**Data excerpts**.
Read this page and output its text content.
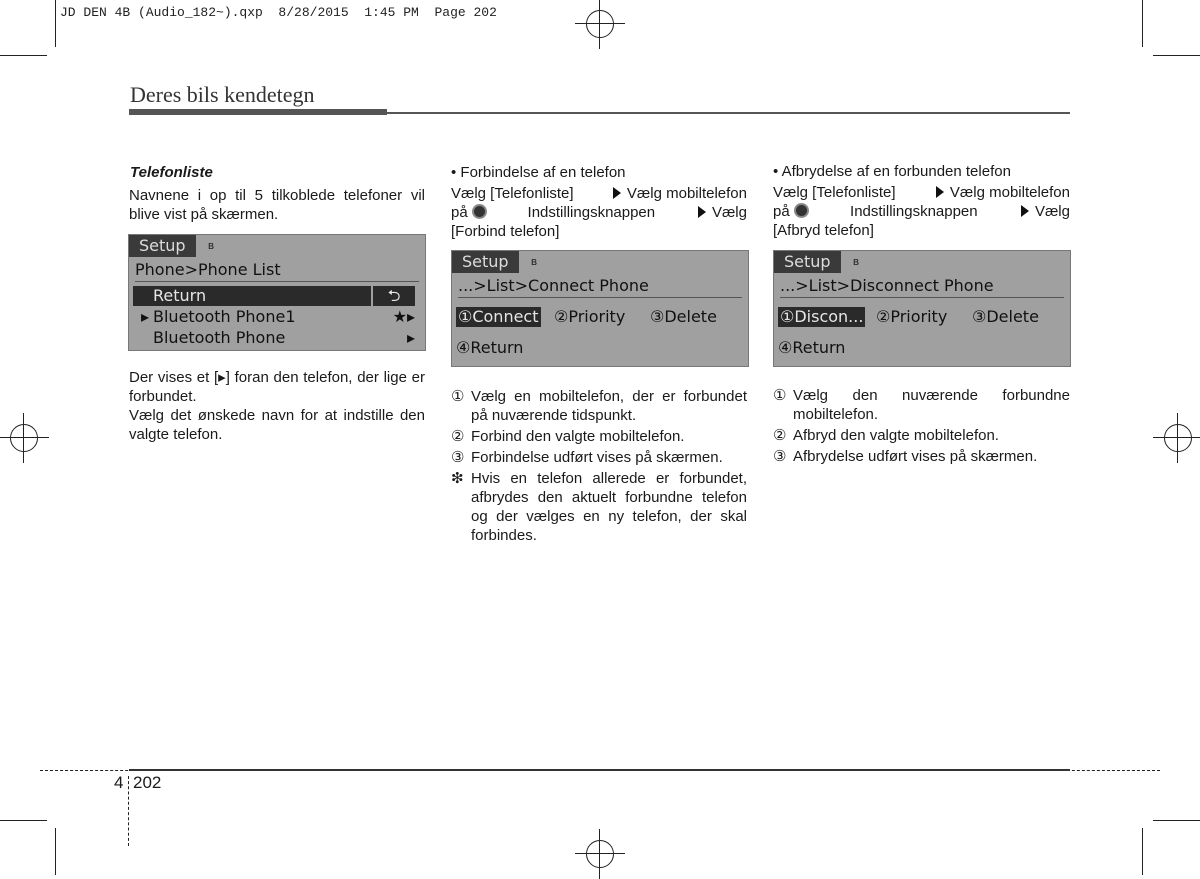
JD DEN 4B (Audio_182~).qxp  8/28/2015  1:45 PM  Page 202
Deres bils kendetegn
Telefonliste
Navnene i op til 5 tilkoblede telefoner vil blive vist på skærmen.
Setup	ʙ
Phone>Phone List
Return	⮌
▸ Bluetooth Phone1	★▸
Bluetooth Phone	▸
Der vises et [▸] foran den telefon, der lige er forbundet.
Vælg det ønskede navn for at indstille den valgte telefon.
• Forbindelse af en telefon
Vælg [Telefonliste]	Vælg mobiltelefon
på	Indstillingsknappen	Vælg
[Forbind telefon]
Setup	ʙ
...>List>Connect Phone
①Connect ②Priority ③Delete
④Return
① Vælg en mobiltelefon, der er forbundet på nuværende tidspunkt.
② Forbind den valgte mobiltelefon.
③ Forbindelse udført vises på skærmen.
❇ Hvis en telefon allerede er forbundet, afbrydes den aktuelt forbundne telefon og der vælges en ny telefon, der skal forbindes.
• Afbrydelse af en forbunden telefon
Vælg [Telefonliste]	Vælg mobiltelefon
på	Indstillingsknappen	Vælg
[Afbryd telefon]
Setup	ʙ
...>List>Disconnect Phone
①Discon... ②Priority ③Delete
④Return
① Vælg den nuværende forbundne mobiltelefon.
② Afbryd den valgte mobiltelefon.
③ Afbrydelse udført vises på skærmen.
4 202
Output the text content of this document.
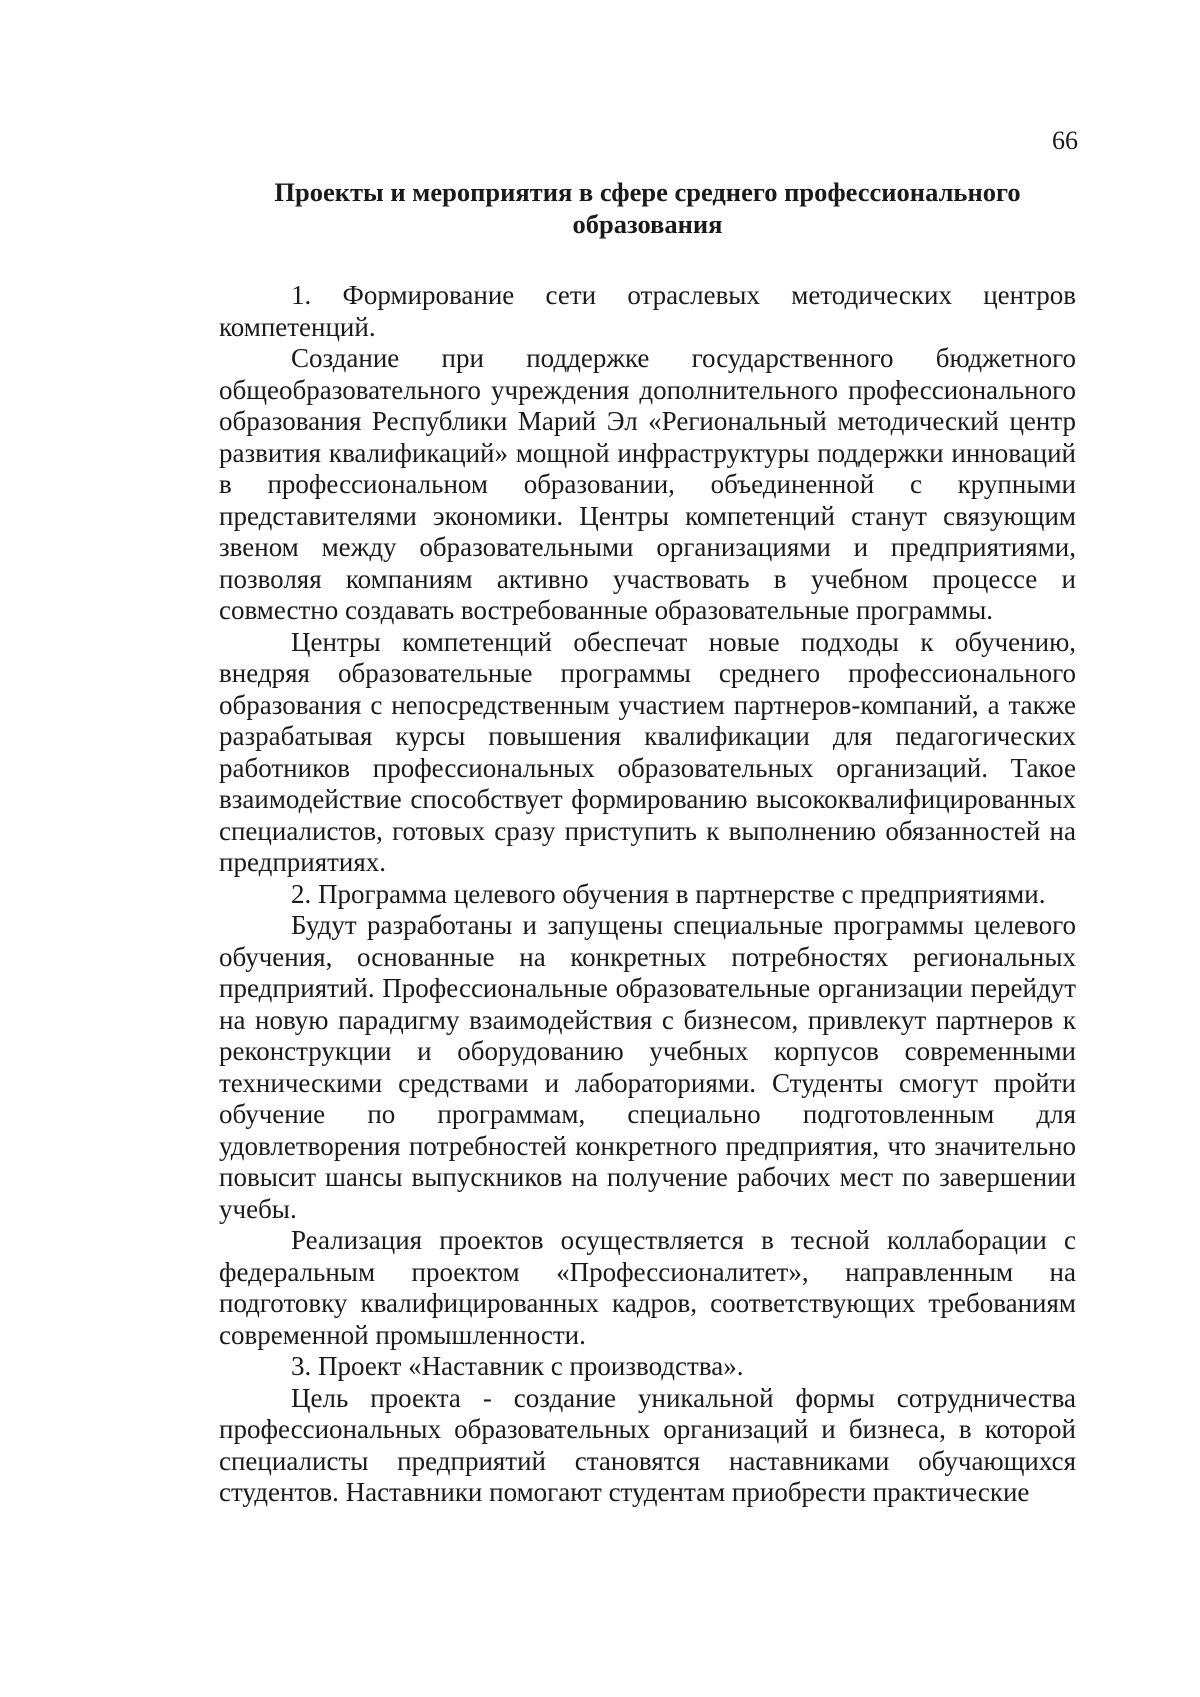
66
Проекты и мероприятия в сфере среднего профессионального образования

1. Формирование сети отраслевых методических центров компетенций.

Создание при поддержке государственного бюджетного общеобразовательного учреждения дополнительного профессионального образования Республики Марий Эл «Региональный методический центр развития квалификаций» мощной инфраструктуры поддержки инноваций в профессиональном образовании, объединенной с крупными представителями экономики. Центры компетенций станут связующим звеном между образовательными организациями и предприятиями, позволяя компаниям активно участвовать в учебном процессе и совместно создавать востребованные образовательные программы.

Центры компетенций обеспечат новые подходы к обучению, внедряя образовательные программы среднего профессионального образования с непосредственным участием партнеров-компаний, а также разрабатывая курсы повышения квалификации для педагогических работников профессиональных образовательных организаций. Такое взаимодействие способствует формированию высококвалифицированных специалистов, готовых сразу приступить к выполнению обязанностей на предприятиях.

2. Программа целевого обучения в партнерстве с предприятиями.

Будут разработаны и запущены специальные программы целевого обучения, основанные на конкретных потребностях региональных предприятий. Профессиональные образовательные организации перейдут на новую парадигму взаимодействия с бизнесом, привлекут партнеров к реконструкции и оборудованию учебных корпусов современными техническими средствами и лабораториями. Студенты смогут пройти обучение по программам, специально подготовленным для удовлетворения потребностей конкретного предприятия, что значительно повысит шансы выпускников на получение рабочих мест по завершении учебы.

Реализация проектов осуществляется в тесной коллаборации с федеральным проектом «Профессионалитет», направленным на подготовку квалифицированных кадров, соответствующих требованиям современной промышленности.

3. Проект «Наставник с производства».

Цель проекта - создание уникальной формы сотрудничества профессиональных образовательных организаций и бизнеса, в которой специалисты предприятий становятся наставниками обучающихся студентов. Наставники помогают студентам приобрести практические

**What is being asked**.
Only the number is wanted: count the lines of the records that hold the word "предприятиями".

**Solution for this task**.
2